-- Start of ENTRIES --

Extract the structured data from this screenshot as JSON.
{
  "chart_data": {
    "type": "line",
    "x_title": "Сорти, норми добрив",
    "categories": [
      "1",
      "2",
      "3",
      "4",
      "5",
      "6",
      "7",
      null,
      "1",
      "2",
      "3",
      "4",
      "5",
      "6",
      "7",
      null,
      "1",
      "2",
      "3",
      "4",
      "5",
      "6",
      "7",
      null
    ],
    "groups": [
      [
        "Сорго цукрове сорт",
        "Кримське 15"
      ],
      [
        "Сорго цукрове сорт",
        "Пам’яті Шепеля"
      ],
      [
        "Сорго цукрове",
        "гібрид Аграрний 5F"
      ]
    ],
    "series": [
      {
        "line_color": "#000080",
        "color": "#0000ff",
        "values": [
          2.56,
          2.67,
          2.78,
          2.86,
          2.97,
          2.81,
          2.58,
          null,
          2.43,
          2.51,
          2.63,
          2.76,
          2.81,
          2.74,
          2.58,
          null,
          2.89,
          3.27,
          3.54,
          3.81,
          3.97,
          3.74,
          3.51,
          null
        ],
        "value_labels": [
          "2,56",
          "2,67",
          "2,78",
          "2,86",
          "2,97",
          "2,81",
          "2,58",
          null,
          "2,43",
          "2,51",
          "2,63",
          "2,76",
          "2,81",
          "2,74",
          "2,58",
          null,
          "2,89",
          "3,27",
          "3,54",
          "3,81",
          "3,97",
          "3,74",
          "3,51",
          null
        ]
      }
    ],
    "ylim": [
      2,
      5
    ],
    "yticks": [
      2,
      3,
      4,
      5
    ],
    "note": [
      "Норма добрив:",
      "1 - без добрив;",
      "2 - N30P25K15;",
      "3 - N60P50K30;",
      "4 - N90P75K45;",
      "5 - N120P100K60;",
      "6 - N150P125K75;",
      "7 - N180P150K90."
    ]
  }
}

-- End of ENTRIES --

» WHAT IS ASKED:
Output each record precisely as given.

» COMPLETE ANSWER:
Extract the structured data from this screenshot as JSON.
{
  "chart_data": {
    "type": "line",
    "x_title": "Сорти, норми добрив",
    "categories": [
      "1",
      "2",
      "3",
      "4",
      "5",
      "6",
      "7",
      null,
      "1",
      "2",
      "3",
      "4",
      "5",
      "6",
      "7",
      null,
      "1",
      "2",
      "3",
      "4",
      "5",
      "6",
      "7",
      null
    ],
    "groups": [
      [
        "Сорго цукрове сорт",
        "Кримське 15"
      ],
      [
        "Сорго цукрове сорт",
        "Пам’яті Шепеля"
      ],
      [
        "Сорго цукрове",
        "гібрид Аграрний 5F"
      ]
    ],
    "series": [
      {
        "line_color": "#000080",
        "color": "#0000ff",
        "values": [
          2.56,
          2.67,
          2.78,
          2.86,
          2.97,
          2.81,
          2.58,
          null,
          2.43,
          2.51,
          2.63,
          2.76,
          2.81,
          2.74,
          2.58,
          null,
          2.89,
          3.27,
          3.54,
          3.81,
          3.97,
          3.74,
          3.51,
          null
        ],
        "value_labels": [
          "2,56",
          "2,67",
          "2,78",
          "2,86",
          "2,97",
          "2,81",
          "2,58",
          null,
          "2,43",
          "2,51",
          "2,63",
          "2,76",
          "2,81",
          "2,74",
          "2,58",
          null,
          "2,89",
          "3,27",
          "3,54",
          "3,81",
          "3,97",
          "3,74",
          "3,51",
          null
        ]
      }
    ],
    "ylim": [
      2,
      5
    ],
    "yticks": [
      2,
      3,
      4,
      5
    ],
    "note": [
      "Норма добрив:",
      "1 - без добрив;",
      "2 - N30P25K15;",
      "3 - N60P50K30;",
      "4 - N90P75K45;",
      "5 - N120P100K60;",
      "6 - N150P125K75;",
      "7 - N180P150K90."
    ]
  }
}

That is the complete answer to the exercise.